***** INFORMATION PROVIDED *****
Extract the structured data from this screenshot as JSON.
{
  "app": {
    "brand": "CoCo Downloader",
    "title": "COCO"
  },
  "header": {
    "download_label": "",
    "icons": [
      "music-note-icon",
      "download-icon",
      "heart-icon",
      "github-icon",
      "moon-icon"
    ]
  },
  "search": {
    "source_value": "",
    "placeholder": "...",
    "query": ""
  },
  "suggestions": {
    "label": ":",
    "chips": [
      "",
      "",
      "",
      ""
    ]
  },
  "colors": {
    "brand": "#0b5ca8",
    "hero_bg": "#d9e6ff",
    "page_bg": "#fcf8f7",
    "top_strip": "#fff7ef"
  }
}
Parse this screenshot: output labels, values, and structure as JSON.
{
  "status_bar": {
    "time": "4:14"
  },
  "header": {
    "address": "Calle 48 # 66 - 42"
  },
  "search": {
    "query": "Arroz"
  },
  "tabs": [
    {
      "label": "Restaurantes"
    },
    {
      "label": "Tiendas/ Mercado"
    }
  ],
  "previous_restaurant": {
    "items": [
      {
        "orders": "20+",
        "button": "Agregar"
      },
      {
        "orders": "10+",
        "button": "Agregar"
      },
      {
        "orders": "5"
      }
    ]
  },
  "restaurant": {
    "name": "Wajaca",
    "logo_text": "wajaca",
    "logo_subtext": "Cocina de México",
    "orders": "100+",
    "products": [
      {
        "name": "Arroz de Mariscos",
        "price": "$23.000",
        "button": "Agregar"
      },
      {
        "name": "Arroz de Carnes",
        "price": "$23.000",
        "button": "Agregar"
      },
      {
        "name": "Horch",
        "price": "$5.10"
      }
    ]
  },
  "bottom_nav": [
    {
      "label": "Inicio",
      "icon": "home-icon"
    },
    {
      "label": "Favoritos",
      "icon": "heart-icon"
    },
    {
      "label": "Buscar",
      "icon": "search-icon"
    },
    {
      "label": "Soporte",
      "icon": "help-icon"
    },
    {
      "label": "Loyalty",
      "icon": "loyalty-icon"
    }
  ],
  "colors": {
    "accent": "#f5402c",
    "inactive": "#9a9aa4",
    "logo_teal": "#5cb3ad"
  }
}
*****
** TO DO **
Among the entries above, how many lines include the word "name"? Give the number with no comment.

** TASK OUTPUT **
4